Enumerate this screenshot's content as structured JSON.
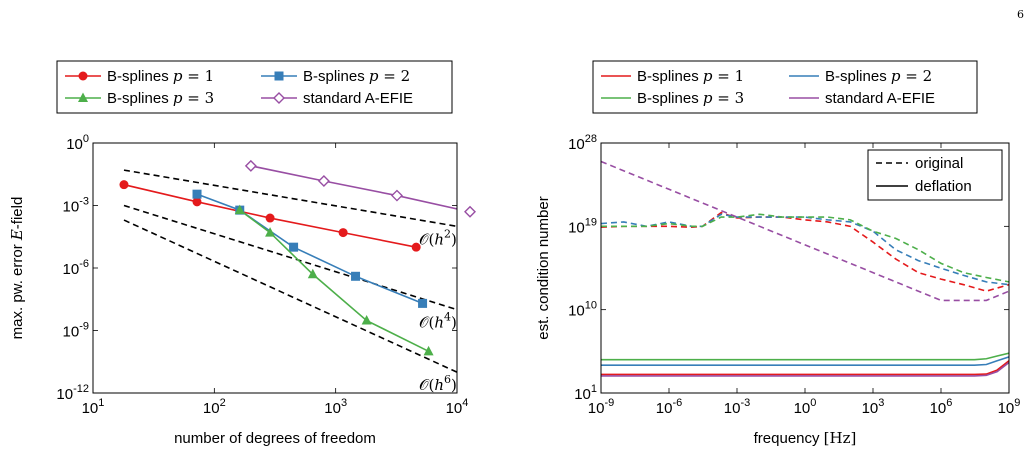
{
  "page_number": "6",
  "colors": {
    "p1": "#e41a1c",
    "p2": "#377eb8",
    "p3": "#4daf4a",
    "aefie": "#984ea3"
  },
  "chart_data": [
    {
      "type": "line",
      "title": "",
      "xlabel": "number of degrees of freedom",
      "ylabel": "max. pw. error E-field",
      "xscale": "log",
      "yscale": "log",
      "xlim": [
        10,
        10000
      ],
      "ylim": [
        1e-12,
        1
      ],
      "x_ticks": [
        "10^1",
        "10^2",
        "10^3",
        "10^4"
      ],
      "y_ticks": [
        "10^-12",
        "10^-9",
        "10^-6",
        "10^-3",
        "10^0"
      ],
      "legend_position": "top (above axes)",
      "series": [
        {
          "name": "B-splines p = 1",
          "color_key": "p1",
          "marker": "circle",
          "x": [
            18,
            72,
            288,
            1152,
            4608
          ],
          "y": [
            0.01,
            0.0015,
            0.00025,
            5e-05,
            1e-05
          ]
        },
        {
          "name": "B-splines p = 2",
          "color_key": "p2",
          "marker": "square",
          "x": [
            72,
            162,
            450,
            1458,
            5202
          ],
          "y": [
            0.0035,
            0.0006,
            1e-05,
            4e-07,
            2e-08
          ]
        },
        {
          "name": "B-splines p = 3",
          "color_key": "p3",
          "marker": "triangle",
          "x": [
            162,
            288,
            648,
            1800,
            5832
          ],
          "y": [
            0.0006,
            5e-05,
            5e-07,
            3e-09,
            1e-10
          ]
        },
        {
          "name": "standard A-EFIE",
          "color_key": "aefie",
          "marker": "diamond",
          "x": [
            200,
            800,
            3200,
            12800
          ],
          "y": [
            0.08,
            0.015,
            0.003,
            0.0005
          ]
        }
      ],
      "reference_lines": [
        {
          "label": "O(h^2)",
          "x": [
            18,
            10000
          ],
          "y": [
            0.05,
            0.0001
          ]
        },
        {
          "label": "O(h^4)",
          "x": [
            18,
            10000
          ],
          "y": [
            0.001,
            1e-08
          ]
        },
        {
          "label": "O(h^6)",
          "x": [
            18,
            10000
          ],
          "y": [
            0.0002,
            1e-11
          ]
        }
      ]
    },
    {
      "type": "line",
      "title": "",
      "xlabel": "frequency [Hz]",
      "ylabel": "est. condition number",
      "xscale": "log",
      "yscale": "log",
      "xlim": [
        1e-09,
        1000000000.0
      ],
      "ylim": [
        10,
        1e+28
      ],
      "x_ticks": [
        "10^-9",
        "10^-6",
        "10^-3",
        "10^0",
        "10^3",
        "10^6",
        "10^9"
      ],
      "y_ticks": [
        "10^1",
        "10^10",
        "10^19",
        "10^28"
      ],
      "legend_position": "top (above axes)",
      "style_legend": {
        "position": "top-right",
        "entries": [
          "original",
          "deflation"
        ]
      },
      "series": [
        {
          "name": "B-splines p = 1",
          "color_key": "p1",
          "style": "original",
          "x": [
            1e-09,
            1e-08,
            1e-07,
            1e-06,
            1e-05,
            3e-05,
            0.0002,
            0.001,
            0.01,
            0.1,
            1,
            10,
            100,
            1000.0,
            10000.0,
            100000.0,
            1000000.0,
            10000000.0,
            100000000.0,
            1000000000.0
          ],
          "y": [
            8e+18,
            1e+19,
            1e+19,
            1e+19,
            8e+18,
            1e+19,
            3e+20,
            8e+19,
            1e+20,
            1e+20,
            5e+19,
            3e+19,
            1e+19,
            2e+17,
            3000000000000000.0,
            100000000000000.0,
            20000000000000.0,
            5000000000000.0,
            1000000000000.0,
            5000000000000.0
          ]
        },
        {
          "name": "B-splines p = 2",
          "color_key": "p2",
          "style": "original",
          "x": [
            1e-09,
            1e-08,
            1e-07,
            1e-06,
            1e-05,
            3e-05,
            0.0002,
            0.001,
            0.01,
            0.1,
            1,
            10,
            100,
            1000.0,
            10000.0,
            100000.0,
            1000000.0,
            10000000.0,
            100000000.0,
            1000000000.0
          ],
          "y": [
            2e+19,
            3e+19,
            1e+19,
            3e+19,
            1e+19,
            1e+19,
            2e+20,
            1e+20,
            1e+20,
            1e+20,
            1e+20,
            5e+19,
            3e+19,
            3e+18,
            3e+16,
            2000000000000000.0,
            300000000000000.0,
            50000000000000.0,
            10000000000000.0,
            5000000000000.0
          ]
        },
        {
          "name": "B-splines p = 3",
          "color_key": "p3",
          "style": "original",
          "x": [
            1e-09,
            1e-08,
            1e-07,
            1e-06,
            1e-05,
            3e-05,
            0.0002,
            0.001,
            0.01,
            0.1,
            1,
            10,
            100,
            1000.0,
            10000.0,
            100000.0,
            1000000.0,
            10000000.0,
            100000000.0,
            1000000000.0
          ],
          "y": [
            1e+19,
            1e+19,
            1e+19,
            2e+19,
            1e+19,
            1e+19,
            1e+20,
            1e+20,
            2e+20,
            1e+20,
            1e+20,
            1e+20,
            5e+19,
            3e+18,
            5e+17,
            3e+16,
            1000000000000000.0,
            100000000000000.0,
            30000000000000.0,
            10000000000000.0
          ]
        },
        {
          "name": "standard A-EFIE",
          "color_key": "aefie",
          "style": "original",
          "x": [
            1e-09,
            1e-06,
            0.001,
            1,
            1000.0,
            1000000.0,
            10000000.0,
            100000000.0,
            1000000000.0
          ],
          "y": [
            1e+26,
            1e+23,
            1e+20,
            1e+17,
            100000000000000.0,
            100000000000.0,
            100000000000.0,
            100000000000.0,
            1000000000000.0
          ]
        },
        {
          "name": "B-splines p = 1",
          "color_key": "p1",
          "style": "deflation",
          "x": [
            1e-09,
            10000000.0,
            30000000.0,
            100000000.0,
            300000000.0,
            1000000000.0
          ],
          "y": [
            1000,
            1000,
            1000,
            1100,
            3000,
            30000
          ]
        },
        {
          "name": "B-splines p = 2",
          "color_key": "p2",
          "style": "deflation",
          "x": [
            1e-09,
            10000000.0,
            30000000.0,
            100000000.0,
            300000000.0,
            1000000000.0
          ],
          "y": [
            10000,
            10000,
            10000,
            12000,
            30000,
            80000
          ]
        },
        {
          "name": "B-splines p = 3",
          "color_key": "p3",
          "style": "deflation",
          "x": [
            1e-09,
            10000000.0,
            30000000.0,
            100000000.0,
            300000000.0,
            1000000000.0
          ],
          "y": [
            40000,
            40000,
            40000,
            50000,
            100000,
            200000
          ]
        },
        {
          "name": "standard A-EFIE",
          "color_key": "aefie",
          "style": "deflation",
          "x": [
            1e-09,
            10000000.0,
            30000000.0,
            100000000.0,
            300000000.0,
            1000000000.0
          ],
          "y": [
            700,
            700,
            700,
            800,
            2000,
            20000
          ]
        }
      ]
    }
  ]
}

::::::

Copy out the entries verbatim and leave the images out.

Solution to this problem.
Enumerate this screenshot's content as structured JSON.
{
  "page_number": "6",
  "colors": {
    "p1": "#e41a1c",
    "p2": "#377eb8",
    "p3": "#4daf4a",
    "aefie": "#984ea3"
  },
  "chart_data": [
    {
      "type": "line",
      "title": "",
      "xlabel": "number of degrees of freedom",
      "ylabel": "max. pw. error E-field",
      "xscale": "log",
      "yscale": "log",
      "xlim": [
        10,
        10000
      ],
      "ylim": [
        1e-12,
        1
      ],
      "x_ticks": [
        "10^1",
        "10^2",
        "10^3",
        "10^4"
      ],
      "y_ticks": [
        "10^-12",
        "10^-9",
        "10^-6",
        "10^-3",
        "10^0"
      ],
      "legend_position": "top (above axes)",
      "series": [
        {
          "name": "B-splines p = 1",
          "color_key": "p1",
          "marker": "circle",
          "x": [
            18,
            72,
            288,
            1152,
            4608
          ],
          "y": [
            0.01,
            0.0015,
            0.00025,
            5e-05,
            1e-05
          ]
        },
        {
          "name": "B-splines p = 2",
          "color_key": "p2",
          "marker": "square",
          "x": [
            72,
            162,
            450,
            1458,
            5202
          ],
          "y": [
            0.0035,
            0.0006,
            1e-05,
            4e-07,
            2e-08
          ]
        },
        {
          "name": "B-splines p = 3",
          "color_key": "p3",
          "marker": "triangle",
          "x": [
            162,
            288,
            648,
            1800,
            5832
          ],
          "y": [
            0.0006,
            5e-05,
            5e-07,
            3e-09,
            1e-10
          ]
        },
        {
          "name": "standard A-EFIE",
          "color_key": "aefie",
          "marker": "diamond",
          "x": [
            200,
            800,
            3200,
            12800
          ],
          "y": [
            0.08,
            0.015,
            0.003,
            0.0005
          ]
        }
      ],
      "reference_lines": [
        {
          "label": "O(h^2)",
          "x": [
            18,
            10000
          ],
          "y": [
            0.05,
            0.0001
          ]
        },
        {
          "label": "O(h^4)",
          "x": [
            18,
            10000
          ],
          "y": [
            0.001,
            1e-08
          ]
        },
        {
          "label": "O(h^6)",
          "x": [
            18,
            10000
          ],
          "y": [
            0.0002,
            1e-11
          ]
        }
      ]
    },
    {
      "type": "line",
      "title": "",
      "xlabel": "frequency [Hz]",
      "ylabel": "est. condition number",
      "xscale": "log",
      "yscale": "log",
      "xlim": [
        1e-09,
        1000000000.0
      ],
      "ylim": [
        10,
        1e+28
      ],
      "x_ticks": [
        "10^-9",
        "10^-6",
        "10^-3",
        "10^0",
        "10^3",
        "10^6",
        "10^9"
      ],
      "y_ticks": [
        "10^1",
        "10^10",
        "10^19",
        "10^28"
      ],
      "legend_position": "top (above axes)",
      "style_legend": {
        "position": "top-right",
        "entries": [
          "original",
          "deflation"
        ]
      },
      "series": [
        {
          "name": "B-splines p = 1",
          "color_key": "p1",
          "style": "original",
          "x": [
            1e-09,
            1e-08,
            1e-07,
            1e-06,
            1e-05,
            3e-05,
            0.0002,
            0.001,
            0.01,
            0.1,
            1,
            10,
            100,
            1000.0,
            10000.0,
            100000.0,
            1000000.0,
            10000000.0,
            100000000.0,
            1000000000.0
          ],
          "y": [
            8e+18,
            1e+19,
            1e+19,
            1e+19,
            8e+18,
            1e+19,
            3e+20,
            8e+19,
            1e+20,
            1e+20,
            5e+19,
            3e+19,
            1e+19,
            2e+17,
            3000000000000000.0,
            100000000000000.0,
            20000000000000.0,
            5000000000000.0,
            1000000000000.0,
            5000000000000.0
          ]
        },
        {
          "name": "B-splines p = 2",
          "color_key": "p2",
          "style": "original",
          "x": [
            1e-09,
            1e-08,
            1e-07,
            1e-06,
            1e-05,
            3e-05,
            0.0002,
            0.001,
            0.01,
            0.1,
            1,
            10,
            100,
            1000.0,
            10000.0,
            100000.0,
            1000000.0,
            10000000.0,
            100000000.0,
            1000000000.0
          ],
          "y": [
            2e+19,
            3e+19,
            1e+19,
            3e+19,
            1e+19,
            1e+19,
            2e+20,
            1e+20,
            1e+20,
            1e+20,
            1e+20,
            5e+19,
            3e+19,
            3e+18,
            3e+16,
            2000000000000000.0,
            300000000000000.0,
            50000000000000.0,
            10000000000000.0,
            5000000000000.0
          ]
        },
        {
          "name": "B-splines p = 3",
          "color_key": "p3",
          "style": "original",
          "x": [
            1e-09,
            1e-08,
            1e-07,
            1e-06,
            1e-05,
            3e-05,
            0.0002,
            0.001,
            0.01,
            0.1,
            1,
            10,
            100,
            1000.0,
            10000.0,
            100000.0,
            1000000.0,
            10000000.0,
            100000000.0,
            1000000000.0
          ],
          "y": [
            1e+19,
            1e+19,
            1e+19,
            2e+19,
            1e+19,
            1e+19,
            1e+20,
            1e+20,
            2e+20,
            1e+20,
            1e+20,
            1e+20,
            5e+19,
            3e+18,
            5e+17,
            3e+16,
            1000000000000000.0,
            100000000000000.0,
            30000000000000.0,
            10000000000000.0
          ]
        },
        {
          "name": "standard A-EFIE",
          "color_key": "aefie",
          "style": "original",
          "x": [
            1e-09,
            1e-06,
            0.001,
            1,
            1000.0,
            1000000.0,
            10000000.0,
            100000000.0,
            1000000000.0
          ],
          "y": [
            1e+26,
            1e+23,
            1e+20,
            1e+17,
            100000000000000.0,
            100000000000.0,
            100000000000.0,
            100000000000.0,
            1000000000000.0
          ]
        },
        {
          "name": "B-splines p = 1",
          "color_key": "p1",
          "style": "deflation",
          "x": [
            1e-09,
            10000000.0,
            30000000.0,
            100000000.0,
            300000000.0,
            1000000000.0
          ],
          "y": [
            1000,
            1000,
            1000,
            1100,
            3000,
            30000
          ]
        },
        {
          "name": "B-splines p = 2",
          "color_key": "p2",
          "style": "deflation",
          "x": [
            1e-09,
            10000000.0,
            30000000.0,
            100000000.0,
            300000000.0,
            1000000000.0
          ],
          "y": [
            10000,
            10000,
            10000,
            12000,
            30000,
            80000
          ]
        },
        {
          "name": "B-splines p = 3",
          "color_key": "p3",
          "style": "deflation",
          "x": [
            1e-09,
            10000000.0,
            30000000.0,
            100000000.0,
            300000000.0,
            1000000000.0
          ],
          "y": [
            40000,
            40000,
            40000,
            50000,
            100000,
            200000
          ]
        },
        {
          "name": "standard A-EFIE",
          "color_key": "aefie",
          "style": "deflation",
          "x": [
            1e-09,
            10000000.0,
            30000000.0,
            100000000.0,
            300000000.0,
            1000000000.0
          ],
          "y": [
            700,
            700,
            700,
            800,
            2000,
            20000
          ]
        }
      ]
    }
  ]
}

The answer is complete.